# [Instructions for the task]
Quote the listing below in its entirety, omitting every image.

[Dataset entries]
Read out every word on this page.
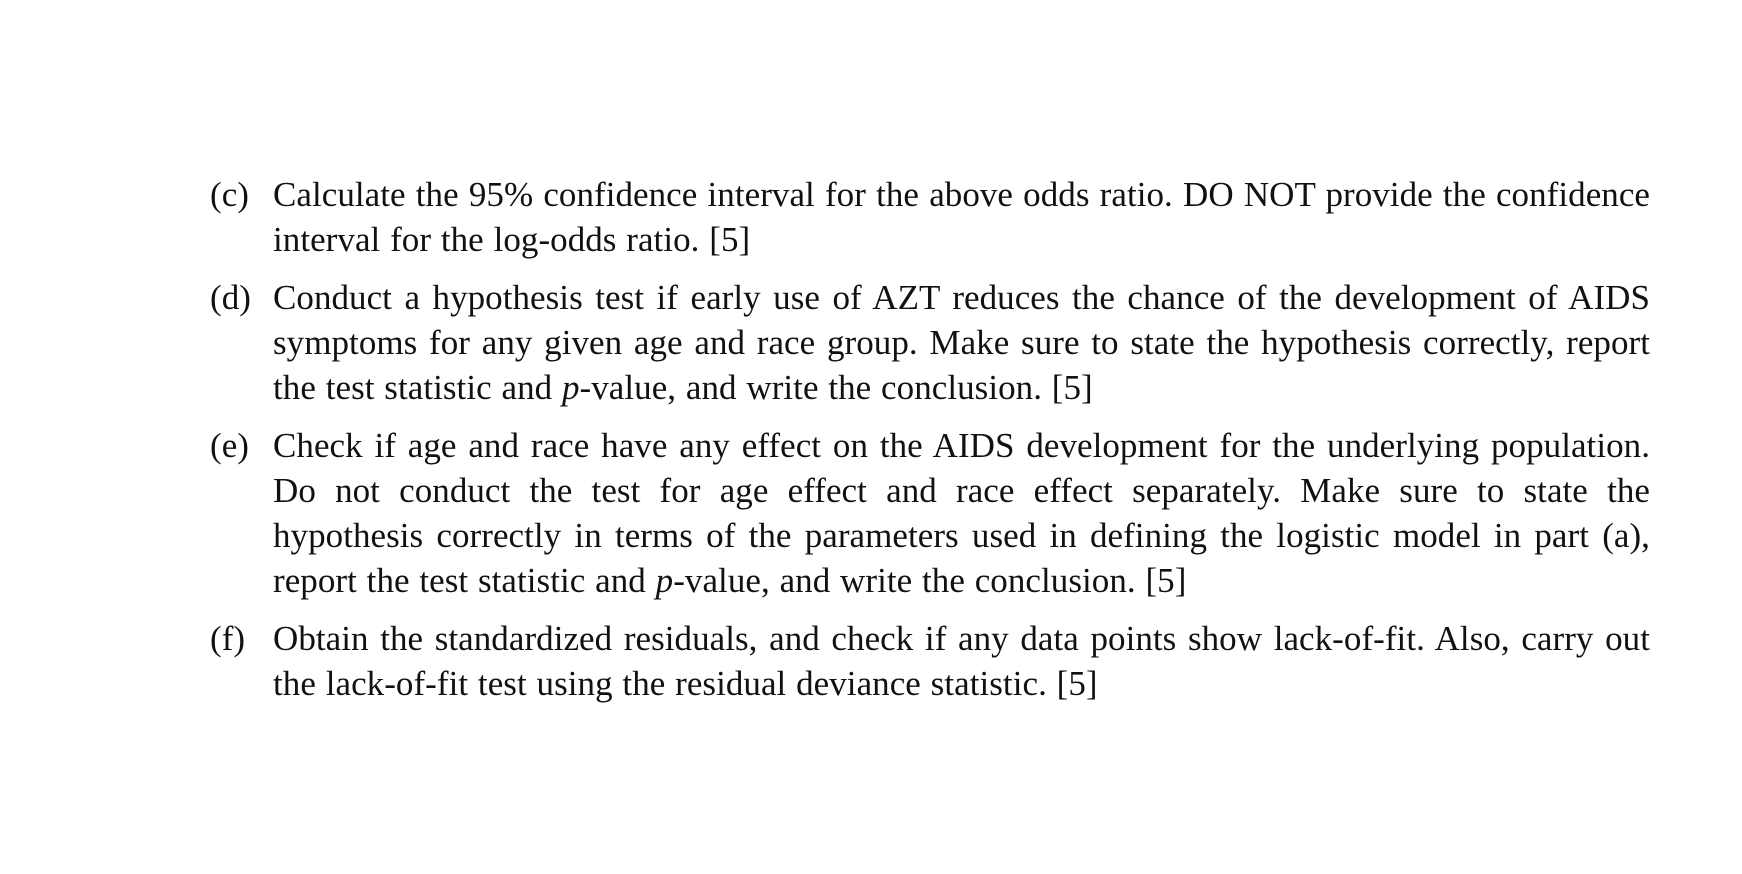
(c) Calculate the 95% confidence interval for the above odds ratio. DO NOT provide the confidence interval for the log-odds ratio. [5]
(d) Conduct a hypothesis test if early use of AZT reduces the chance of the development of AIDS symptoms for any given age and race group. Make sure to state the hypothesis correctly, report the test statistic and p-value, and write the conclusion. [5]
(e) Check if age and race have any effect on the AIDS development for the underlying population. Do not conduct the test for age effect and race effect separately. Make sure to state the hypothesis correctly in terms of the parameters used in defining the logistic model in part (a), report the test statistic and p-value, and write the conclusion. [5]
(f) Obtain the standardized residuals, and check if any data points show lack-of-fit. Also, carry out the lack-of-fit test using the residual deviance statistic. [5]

# [Worked answer]
Read out every word on this page.
(c) Calculate the 95% confidence interval for the above odds ratio. DO NOT provide the confidence interval for the log-odds ratio. [5]
(d) Conduct a hypothesis test if early use of AZT reduces the chance of the development of AIDS symptoms for any given age and race group. Make sure to state the hypothesis correctly, report the test statistic and p-value, and write the conclusion. [5]
(e) Check if age and race have any effect on the AIDS development for the underlying population. Do not conduct the test for age effect and race effect separately. Make sure to state the hypothesis correctly in terms of the parameters used in defining the logistic model in part (a), report the test statistic and p-value, and write the conclusion. [5]
(f) Obtain the standardized residuals, and check if any data points show lack-of-fit. Also, carry out the lack-of-fit test using the residual deviance statistic. [5]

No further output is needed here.